• **INSTRUCTIONS TO FOLLOW**: In the listing below, locate the lines that hold "resulted" and copy them.

• **SUPPLIED RECORDS**:
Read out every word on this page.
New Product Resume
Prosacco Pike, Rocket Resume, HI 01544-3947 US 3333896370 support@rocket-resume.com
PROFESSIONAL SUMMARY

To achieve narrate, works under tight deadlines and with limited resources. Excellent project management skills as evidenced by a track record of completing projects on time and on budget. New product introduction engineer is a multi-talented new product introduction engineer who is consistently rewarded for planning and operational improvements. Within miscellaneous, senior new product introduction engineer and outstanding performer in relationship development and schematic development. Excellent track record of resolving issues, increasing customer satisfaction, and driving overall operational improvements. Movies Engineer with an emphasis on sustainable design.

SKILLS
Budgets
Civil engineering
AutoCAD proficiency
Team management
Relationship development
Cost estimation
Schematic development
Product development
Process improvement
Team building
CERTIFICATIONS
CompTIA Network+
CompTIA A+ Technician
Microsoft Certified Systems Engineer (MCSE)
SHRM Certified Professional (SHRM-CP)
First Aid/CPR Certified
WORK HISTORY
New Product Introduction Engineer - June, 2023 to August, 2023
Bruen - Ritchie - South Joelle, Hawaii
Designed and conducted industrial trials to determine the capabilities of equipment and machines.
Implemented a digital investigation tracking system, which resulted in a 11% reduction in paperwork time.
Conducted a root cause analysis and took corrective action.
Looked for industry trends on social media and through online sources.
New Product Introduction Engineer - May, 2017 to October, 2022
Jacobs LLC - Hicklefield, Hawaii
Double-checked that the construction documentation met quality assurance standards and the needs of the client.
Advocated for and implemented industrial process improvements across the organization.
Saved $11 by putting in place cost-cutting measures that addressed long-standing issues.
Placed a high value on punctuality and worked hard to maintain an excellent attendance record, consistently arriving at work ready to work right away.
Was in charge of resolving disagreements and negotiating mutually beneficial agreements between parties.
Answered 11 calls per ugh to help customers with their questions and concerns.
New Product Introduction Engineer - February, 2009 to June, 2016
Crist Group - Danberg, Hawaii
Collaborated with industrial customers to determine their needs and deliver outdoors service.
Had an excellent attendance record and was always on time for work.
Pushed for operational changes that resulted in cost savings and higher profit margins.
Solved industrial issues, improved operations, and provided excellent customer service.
--
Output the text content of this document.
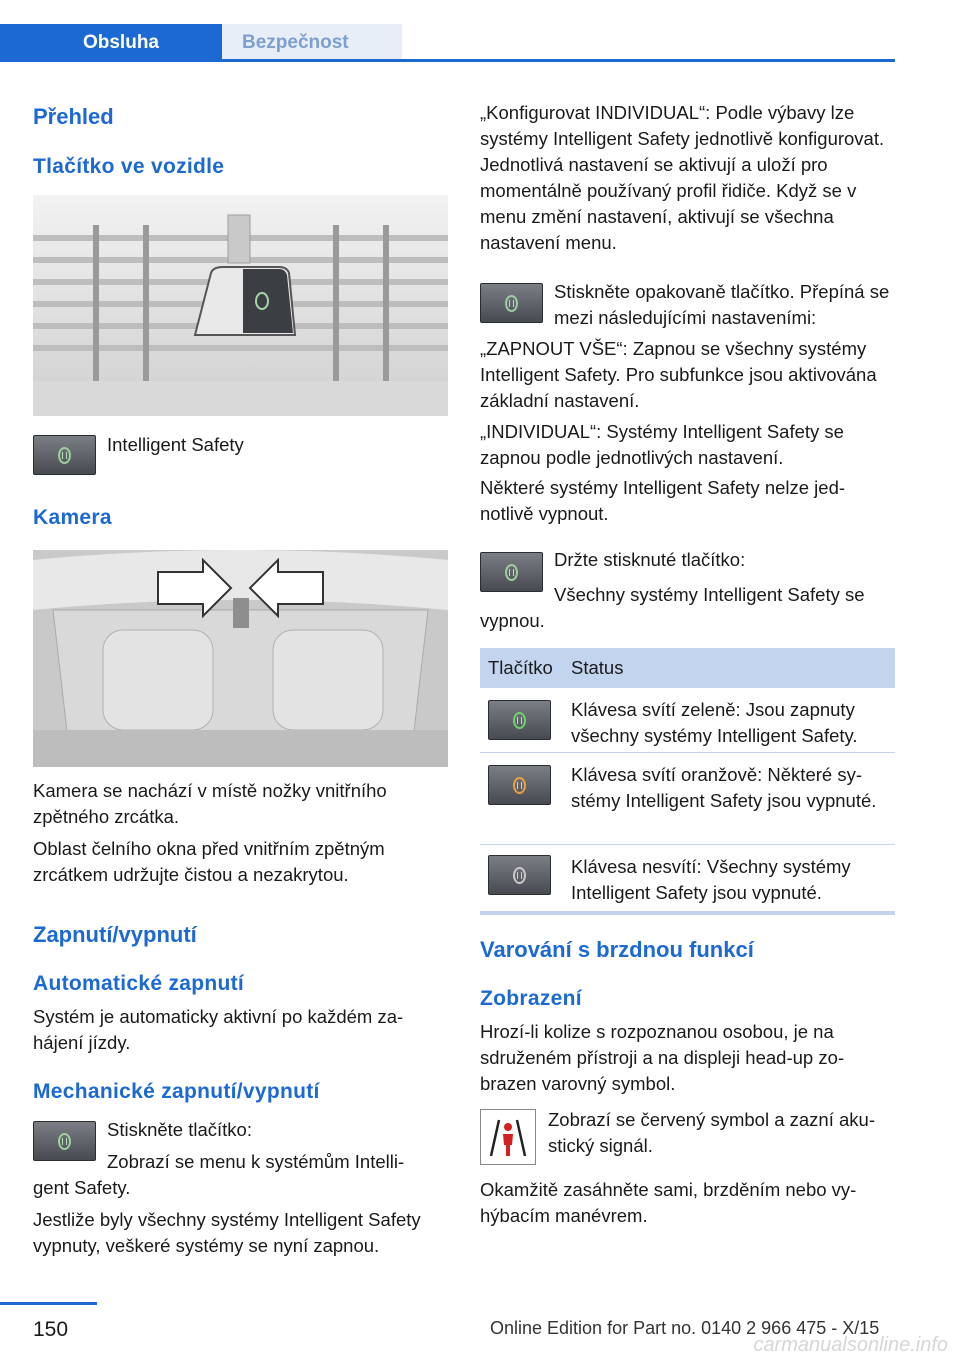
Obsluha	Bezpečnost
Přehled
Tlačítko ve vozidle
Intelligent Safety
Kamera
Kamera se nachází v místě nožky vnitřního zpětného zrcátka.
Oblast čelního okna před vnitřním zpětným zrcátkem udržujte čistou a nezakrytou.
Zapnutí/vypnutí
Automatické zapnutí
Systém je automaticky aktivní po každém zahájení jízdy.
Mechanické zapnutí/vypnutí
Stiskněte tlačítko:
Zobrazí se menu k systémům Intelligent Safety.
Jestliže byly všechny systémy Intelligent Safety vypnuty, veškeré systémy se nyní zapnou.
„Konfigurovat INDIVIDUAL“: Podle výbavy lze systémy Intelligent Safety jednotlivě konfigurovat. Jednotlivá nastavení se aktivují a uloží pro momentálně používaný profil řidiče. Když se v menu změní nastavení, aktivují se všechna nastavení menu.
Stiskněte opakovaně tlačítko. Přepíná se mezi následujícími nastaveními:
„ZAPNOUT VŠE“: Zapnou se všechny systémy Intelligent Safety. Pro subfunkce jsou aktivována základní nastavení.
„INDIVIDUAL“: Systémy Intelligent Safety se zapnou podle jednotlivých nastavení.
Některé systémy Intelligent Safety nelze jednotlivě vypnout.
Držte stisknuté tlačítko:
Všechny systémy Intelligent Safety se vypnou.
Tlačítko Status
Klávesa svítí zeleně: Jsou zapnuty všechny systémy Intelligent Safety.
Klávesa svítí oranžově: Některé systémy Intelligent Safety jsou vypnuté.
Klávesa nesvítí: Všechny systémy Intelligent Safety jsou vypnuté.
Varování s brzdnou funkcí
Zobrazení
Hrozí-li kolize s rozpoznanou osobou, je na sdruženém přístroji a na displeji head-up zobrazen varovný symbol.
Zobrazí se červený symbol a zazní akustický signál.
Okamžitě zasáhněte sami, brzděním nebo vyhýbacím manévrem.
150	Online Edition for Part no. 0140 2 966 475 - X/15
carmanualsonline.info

• **ANSWER IN FULL**:
Implemented a digital investigation tracking system, which resulted in a 11% reduction in paperwork time.
Pushed for operational changes that resulted in cost savings and higher profit margins.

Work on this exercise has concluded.